● **TO DO**:
Write out the data again in full, exactly as it reads.

-- start RECORDS SHOWN --

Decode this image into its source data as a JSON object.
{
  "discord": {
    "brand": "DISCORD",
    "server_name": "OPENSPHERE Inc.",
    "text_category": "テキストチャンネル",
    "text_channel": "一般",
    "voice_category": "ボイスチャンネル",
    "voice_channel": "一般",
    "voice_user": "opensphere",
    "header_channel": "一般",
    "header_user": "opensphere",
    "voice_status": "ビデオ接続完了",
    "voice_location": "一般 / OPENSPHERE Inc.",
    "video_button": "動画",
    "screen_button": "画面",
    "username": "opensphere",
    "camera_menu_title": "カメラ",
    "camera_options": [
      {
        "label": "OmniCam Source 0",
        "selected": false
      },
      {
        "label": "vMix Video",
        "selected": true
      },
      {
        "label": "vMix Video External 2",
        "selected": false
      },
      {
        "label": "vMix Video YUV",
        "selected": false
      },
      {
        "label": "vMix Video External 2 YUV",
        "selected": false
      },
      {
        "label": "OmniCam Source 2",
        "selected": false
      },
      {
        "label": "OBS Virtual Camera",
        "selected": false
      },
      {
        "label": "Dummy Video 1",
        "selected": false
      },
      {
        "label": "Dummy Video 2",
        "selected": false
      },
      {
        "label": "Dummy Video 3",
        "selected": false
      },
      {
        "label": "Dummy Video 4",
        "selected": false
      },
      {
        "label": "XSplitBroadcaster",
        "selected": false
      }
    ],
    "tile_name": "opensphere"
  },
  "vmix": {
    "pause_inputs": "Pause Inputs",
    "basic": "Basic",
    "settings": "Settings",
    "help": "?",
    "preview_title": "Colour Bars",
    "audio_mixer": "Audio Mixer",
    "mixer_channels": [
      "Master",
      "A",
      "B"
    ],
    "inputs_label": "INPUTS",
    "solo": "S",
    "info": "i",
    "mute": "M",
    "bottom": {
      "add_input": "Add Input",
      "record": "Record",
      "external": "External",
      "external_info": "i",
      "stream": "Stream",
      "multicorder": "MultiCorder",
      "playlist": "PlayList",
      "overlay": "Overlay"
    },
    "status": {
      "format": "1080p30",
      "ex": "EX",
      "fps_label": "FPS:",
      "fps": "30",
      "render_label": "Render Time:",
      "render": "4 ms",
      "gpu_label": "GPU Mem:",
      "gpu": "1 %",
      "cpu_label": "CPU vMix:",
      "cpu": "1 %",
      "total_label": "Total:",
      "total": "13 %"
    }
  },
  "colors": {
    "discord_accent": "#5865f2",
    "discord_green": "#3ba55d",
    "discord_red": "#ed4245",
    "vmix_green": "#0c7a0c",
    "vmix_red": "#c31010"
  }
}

-- end RECORDS SHOWN --

● **SOLUTION**:
Decode this image into its source data as a JSON object.
{
  "discord": {
    "brand": "DISCORD",
    "server_name": "OPENSPHERE Inc.",
    "text_category": "テキストチャンネル",
    "text_channel": "一般",
    "voice_category": "ボイスチャンネル",
    "voice_channel": "一般",
    "voice_user": "opensphere",
    "header_channel": "一般",
    "header_user": "opensphere",
    "voice_status": "ビデオ接続完了",
    "voice_location": "一般 / OPENSPHERE Inc.",
    "video_button": "動画",
    "screen_button": "画面",
    "username": "opensphere",
    "camera_menu_title": "カメラ",
    "camera_options": [
      {
        "label": "OmniCam Source 0",
        "selected": false
      },
      {
        "label": "vMix Video",
        "selected": true
      },
      {
        "label": "vMix Video External 2",
        "selected": false
      },
      {
        "label": "vMix Video YUV",
        "selected": false
      },
      {
        "label": "vMix Video External 2 YUV",
        "selected": false
      },
      {
        "label": "OmniCam Source 2",
        "selected": false
      },
      {
        "label": "OBS Virtual Camera",
        "selected": false
      },
      {
        "label": "Dummy Video 1",
        "selected": false
      },
      {
        "label": "Dummy Video 2",
        "selected": false
      },
      {
        "label": "Dummy Video 3",
        "selected": false
      },
      {
        "label": "Dummy Video 4",
        "selected": false
      },
      {
        "label": "XSplitBroadcaster",
        "selected": false
      }
    ],
    "tile_name": "opensphere"
  },
  "vmix": {
    "pause_inputs": "Pause Inputs",
    "basic": "Basic",
    "settings": "Settings",
    "help": "?",
    "preview_title": "Colour Bars",
    "audio_mixer": "Audio Mixer",
    "mixer_channels": [
      "Master",
      "A",
      "B"
    ],
    "inputs_label": "INPUTS",
    "solo": "S",
    "info": "i",
    "mute": "M",
    "bottom": {
      "add_input": "Add Input",
      "record": "Record",
      "external": "External",
      "external_info": "i",
      "stream": "Stream",
      "multicorder": "MultiCorder",
      "playlist": "PlayList",
      "overlay": "Overlay"
    },
    "status": {
      "format": "1080p30",
      "ex": "EX",
      "fps_label": "FPS:",
      "fps": "30",
      "render_label": "Render Time:",
      "render": "4 ms",
      "gpu_label": "GPU Mem:",
      "gpu": "1 %",
      "cpu_label": "CPU vMix:",
      "cpu": "1 %",
      "total_label": "Total:",
      "total": "13 %"
    }
  },
  "colors": {
    "discord_accent": "#5865f2",
    "discord_green": "#3ba55d",
    "discord_red": "#ed4245",
    "vmix_green": "#0c7a0c",
    "vmix_red": "#c31010"
  }
}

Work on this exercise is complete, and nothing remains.